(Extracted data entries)
---
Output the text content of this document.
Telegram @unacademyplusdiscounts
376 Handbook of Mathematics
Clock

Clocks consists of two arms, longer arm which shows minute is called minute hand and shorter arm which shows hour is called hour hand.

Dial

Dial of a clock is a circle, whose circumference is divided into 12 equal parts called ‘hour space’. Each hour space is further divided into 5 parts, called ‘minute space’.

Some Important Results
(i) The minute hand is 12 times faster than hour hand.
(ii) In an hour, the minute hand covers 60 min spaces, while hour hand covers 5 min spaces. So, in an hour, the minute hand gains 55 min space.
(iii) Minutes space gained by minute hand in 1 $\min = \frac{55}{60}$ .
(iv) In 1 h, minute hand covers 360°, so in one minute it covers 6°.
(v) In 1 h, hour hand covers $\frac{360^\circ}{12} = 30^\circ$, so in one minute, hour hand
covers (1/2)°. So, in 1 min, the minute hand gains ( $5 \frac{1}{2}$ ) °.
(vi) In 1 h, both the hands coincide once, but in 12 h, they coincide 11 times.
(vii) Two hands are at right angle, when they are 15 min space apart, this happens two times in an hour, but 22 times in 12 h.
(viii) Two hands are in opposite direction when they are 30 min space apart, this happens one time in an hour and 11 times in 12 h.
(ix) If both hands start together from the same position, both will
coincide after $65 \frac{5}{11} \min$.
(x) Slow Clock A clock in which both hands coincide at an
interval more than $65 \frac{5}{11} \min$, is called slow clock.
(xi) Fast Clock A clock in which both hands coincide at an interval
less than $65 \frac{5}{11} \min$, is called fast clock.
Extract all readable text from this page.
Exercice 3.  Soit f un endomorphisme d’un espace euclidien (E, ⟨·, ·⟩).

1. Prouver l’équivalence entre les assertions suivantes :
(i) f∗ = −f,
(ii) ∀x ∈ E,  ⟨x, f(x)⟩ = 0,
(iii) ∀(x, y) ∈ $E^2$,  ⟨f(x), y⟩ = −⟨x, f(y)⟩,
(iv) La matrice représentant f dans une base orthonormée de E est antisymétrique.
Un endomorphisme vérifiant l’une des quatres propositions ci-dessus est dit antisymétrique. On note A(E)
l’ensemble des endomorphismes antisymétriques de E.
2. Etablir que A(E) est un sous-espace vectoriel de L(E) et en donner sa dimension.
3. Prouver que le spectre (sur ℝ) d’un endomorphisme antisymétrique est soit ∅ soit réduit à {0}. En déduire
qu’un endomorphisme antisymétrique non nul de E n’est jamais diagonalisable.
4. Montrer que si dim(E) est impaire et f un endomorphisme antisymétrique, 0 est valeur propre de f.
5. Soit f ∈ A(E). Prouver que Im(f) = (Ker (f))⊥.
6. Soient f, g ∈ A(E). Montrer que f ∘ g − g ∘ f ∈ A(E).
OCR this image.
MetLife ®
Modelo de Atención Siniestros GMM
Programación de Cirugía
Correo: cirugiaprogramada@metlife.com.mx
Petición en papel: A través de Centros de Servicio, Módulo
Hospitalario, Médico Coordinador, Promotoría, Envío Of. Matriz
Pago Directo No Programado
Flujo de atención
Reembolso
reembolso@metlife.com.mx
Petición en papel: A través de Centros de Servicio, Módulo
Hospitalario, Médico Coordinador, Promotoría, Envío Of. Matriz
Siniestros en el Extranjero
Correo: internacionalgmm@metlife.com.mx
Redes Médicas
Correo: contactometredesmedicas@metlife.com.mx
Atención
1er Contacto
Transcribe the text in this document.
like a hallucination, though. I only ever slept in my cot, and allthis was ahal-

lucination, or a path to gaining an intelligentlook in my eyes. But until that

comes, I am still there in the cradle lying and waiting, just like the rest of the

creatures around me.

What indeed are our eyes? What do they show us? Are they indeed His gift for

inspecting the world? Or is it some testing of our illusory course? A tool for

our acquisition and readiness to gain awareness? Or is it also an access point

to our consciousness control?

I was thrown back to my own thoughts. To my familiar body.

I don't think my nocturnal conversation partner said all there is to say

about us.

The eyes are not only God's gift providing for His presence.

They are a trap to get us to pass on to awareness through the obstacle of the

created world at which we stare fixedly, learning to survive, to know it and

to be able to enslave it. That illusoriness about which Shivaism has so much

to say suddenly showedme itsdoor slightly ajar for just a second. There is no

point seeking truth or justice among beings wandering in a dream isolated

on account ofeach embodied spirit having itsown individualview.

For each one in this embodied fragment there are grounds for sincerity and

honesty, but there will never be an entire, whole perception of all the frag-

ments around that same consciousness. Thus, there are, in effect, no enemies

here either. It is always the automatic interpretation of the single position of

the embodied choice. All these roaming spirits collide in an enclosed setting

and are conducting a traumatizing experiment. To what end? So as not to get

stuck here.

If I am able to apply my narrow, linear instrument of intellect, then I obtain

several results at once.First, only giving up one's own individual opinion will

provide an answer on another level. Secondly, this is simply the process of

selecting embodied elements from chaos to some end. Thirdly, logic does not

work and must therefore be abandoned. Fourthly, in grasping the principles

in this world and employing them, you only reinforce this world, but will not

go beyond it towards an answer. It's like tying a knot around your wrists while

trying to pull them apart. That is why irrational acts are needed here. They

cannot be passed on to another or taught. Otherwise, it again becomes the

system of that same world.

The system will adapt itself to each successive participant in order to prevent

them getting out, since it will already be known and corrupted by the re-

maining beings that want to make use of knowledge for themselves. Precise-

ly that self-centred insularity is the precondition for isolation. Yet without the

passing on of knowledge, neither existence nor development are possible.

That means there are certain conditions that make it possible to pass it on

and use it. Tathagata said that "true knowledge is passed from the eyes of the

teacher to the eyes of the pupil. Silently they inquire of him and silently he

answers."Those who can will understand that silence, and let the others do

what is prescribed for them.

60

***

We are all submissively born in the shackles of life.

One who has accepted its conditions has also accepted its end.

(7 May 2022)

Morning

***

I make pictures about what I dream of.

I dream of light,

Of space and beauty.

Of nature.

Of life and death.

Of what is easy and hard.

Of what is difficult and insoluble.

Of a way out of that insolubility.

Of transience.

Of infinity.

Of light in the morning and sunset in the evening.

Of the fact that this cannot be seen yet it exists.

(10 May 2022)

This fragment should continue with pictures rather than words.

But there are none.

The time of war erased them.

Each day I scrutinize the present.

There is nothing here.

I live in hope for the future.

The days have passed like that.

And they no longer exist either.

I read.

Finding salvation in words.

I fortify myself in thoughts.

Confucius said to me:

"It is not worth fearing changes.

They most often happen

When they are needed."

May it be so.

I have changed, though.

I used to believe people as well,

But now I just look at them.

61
---
» **THE TASK**: Print every entry exactly as it appears.

» **ANSWER TO THE PROBLEM**:
Output the text content of this document.
Telegram @unacademyplusdiscounts
376 Handbook of Mathematics
Clock

Clocks consists of two arms, longer arm which shows minute is called minute hand and shorter arm which shows hour is called hour hand.

Dial

Dial of a clock is a circle, whose circumference is divided into 12 equal parts called ‘hour space’. Each hour space is further divided into 5 parts, called ‘minute space’.

Some Important Results
(i) The minute hand is 12 times faster than hour hand.
(ii) In an hour, the minute hand covers 60 min spaces, while hour hand covers 5 min spaces. So, in an hour, the minute hand gains 55 min space.
(iii) Minutes space gained by minute hand in 1 $\min = \frac{55}{60}$ .
(iv) In 1 h, minute hand covers 360°, so in one minute it covers 6°.
(v) In 1 h, hour hand covers $\frac{360^\circ}{12} = 30^\circ$, so in one minute, hour hand
covers (1/2)°. So, in 1 min, the minute hand gains ( $5 \frac{1}{2}$ ) °.
(vi) In 1 h, both the hands coincide once, but in 12 h, they coincide 11 times.
(vii) Two hands are at right angle, when they are 15 min space apart, this happens two times in an hour, but 22 times in 12 h.
(viii) Two hands are in opposite direction when they are 30 min space apart, this happens one time in an hour and 11 times in 12 h.
(ix) If both hands start together from the same position, both will
coincide after $65 \frac{5}{11} \min$.
(x) Slow Clock A clock in which both hands coincide at an
interval more than $65 \frac{5}{11} \min$, is called slow clock.
(xi) Fast Clock A clock in which both hands coincide at an interval
less than $65 \frac{5}{11} \min$, is called fast clock.
Extract all readable text from this page.
Exercice 3.  Soit f un endomorphisme d’un espace euclidien (E, ⟨·, ·⟩).

1. Prouver l’équivalence entre les assertions suivantes :
(i) f∗ = −f,
(ii) ∀x ∈ E,  ⟨x, f(x)⟩ = 0,
(iii) ∀(x, y) ∈ $E^2$,  ⟨f(x), y⟩ = −⟨x, f(y)⟩,
(iv) La matrice représentant f dans une base orthonormée de E est antisymétrique.
Un endomorphisme vérifiant l’une des quatres propositions ci-dessus est dit antisymétrique. On note A(E)
l’ensemble des endomorphismes antisymétriques de E.
2. Etablir que A(E) est un sous-espace vectoriel de L(E) et en donner sa dimension.
3. Prouver que le spectre (sur ℝ) d’un endomorphisme antisymétrique est soit ∅ soit réduit à {0}. En déduire
qu’un endomorphisme antisymétrique non nul de E n’est jamais diagonalisable.
4. Montrer que si dim(E) est impaire et f un endomorphisme antisymétrique, 0 est valeur propre de f.
5. Soit f ∈ A(E). Prouver que Im(f) = (Ker (f))⊥.
6. Soient f, g ∈ A(E). Montrer que f ∘ g − g ∘ f ∈ A(E).
OCR this image.
MetLife ®
Modelo de Atención Siniestros GMM
Programación de Cirugía
Correo: cirugiaprogramada@metlife.com.mx
Petición en papel: A través de Centros de Servicio, Módulo
Hospitalario, Médico Coordinador, Promotoría, Envío Of. Matriz
Pago Directo No Programado
Flujo de atención
Reembolso
reembolso@metlife.com.mx
Petición en papel: A través de Centros de Servicio, Módulo
Hospitalario, Médico Coordinador, Promotoría, Envío Of. Matriz
Siniestros en el Extranjero
Correo: internacionalgmm@metlife.com.mx
Redes Médicas
Correo: contactometredesmedicas@metlife.com.mx
Atención
1er Contacto
Transcribe the text in this document.
like a hallucination, though. I only ever slept in my cot, and allthis was ahal-

lucination, or a path to gaining an intelligentlook in my eyes. But until that

comes, I am still there in the cradle lying and waiting, just like the rest of the

creatures around me.

What indeed are our eyes? What do they show us? Are they indeed His gift for

inspecting the world? Or is it some testing of our illusory course? A tool for

our acquisition and readiness to gain awareness? Or is it also an access point

to our consciousness control?

I was thrown back to my own thoughts. To my familiar body.

I don't think my nocturnal conversation partner said all there is to say

about us.

The eyes are not only God's gift providing for His presence.

They are a trap to get us to pass on to awareness through the obstacle of the

created world at which we stare fixedly, learning to survive, to know it and

to be able to enslave it. That illusoriness about which Shivaism has so much

to say suddenly showedme itsdoor slightly ajar for just a second. There is no

point seeking truth or justice among beings wandering in a dream isolated

on account ofeach embodied spirit having itsown individualview.

For each one in this embodied fragment there are grounds for sincerity and

honesty, but there will never be an entire, whole perception of all the frag-

ments around that same consciousness. Thus, there are, in effect, no enemies

here either. It is always the automatic interpretation of the single position of

the embodied choice. All these roaming spirits collide in an enclosed setting

and are conducting a traumatizing experiment. To what end? So as not to get

stuck here.

If I am able to apply my narrow, linear instrument of intellect, then I obtain

several results at once.First, only giving up one's own individual opinion will

provide an answer on another level. Secondly, this is simply the process of

selecting embodied elements from chaos to some end. Thirdly, logic does not

work and must therefore be abandoned. Fourthly, in grasping the principles

in this world and employing them, you only reinforce this world, but will not

go beyond it towards an answer. It's like tying a knot around your wrists while

trying to pull them apart. That is why irrational acts are needed here. They

cannot be passed on to another or taught. Otherwise, it again becomes the

system of that same world.

The system will adapt itself to each successive participant in order to prevent

them getting out, since it will already be known and corrupted by the re-

maining beings that want to make use of knowledge for themselves. Precise-

ly that self-centred insularity is the precondition for isolation. Yet without the

passing on of knowledge, neither existence nor development are possible.

That means there are certain conditions that make it possible to pass it on

and use it. Tathagata said that "true knowledge is passed from the eyes of the

teacher to the eyes of the pupil. Silently they inquire of him and silently he

answers."Those who can will understand that silence, and let the others do

what is prescribed for them.

60

***

We are all submissively born in the shackles of life.

One who has accepted its conditions has also accepted its end.

(7 May 2022)

Morning

***

I make pictures about what I dream of.

I dream of light,

Of space and beauty.

Of nature.

Of life and death.

Of what is easy and hard.

Of what is difficult and insoluble.

Of a way out of that insolubility.

Of transience.

Of infinity.

Of light in the morning and sunset in the evening.

Of the fact that this cannot be seen yet it exists.

(10 May 2022)

This fragment should continue with pictures rather than words.

But there are none.

The time of war erased them.

Each day I scrutinize the present.

There is nothing here.

I live in hope for the future.

The days have passed like that.

And they no longer exist either.

I read.

Finding salvation in words.

I fortify myself in thoughts.

Confucius said to me:

"It is not worth fearing changes.

They most often happen

When they are needed."

May it be so.

I have changed, though.

I used to believe people as well,

But now I just look at them.

61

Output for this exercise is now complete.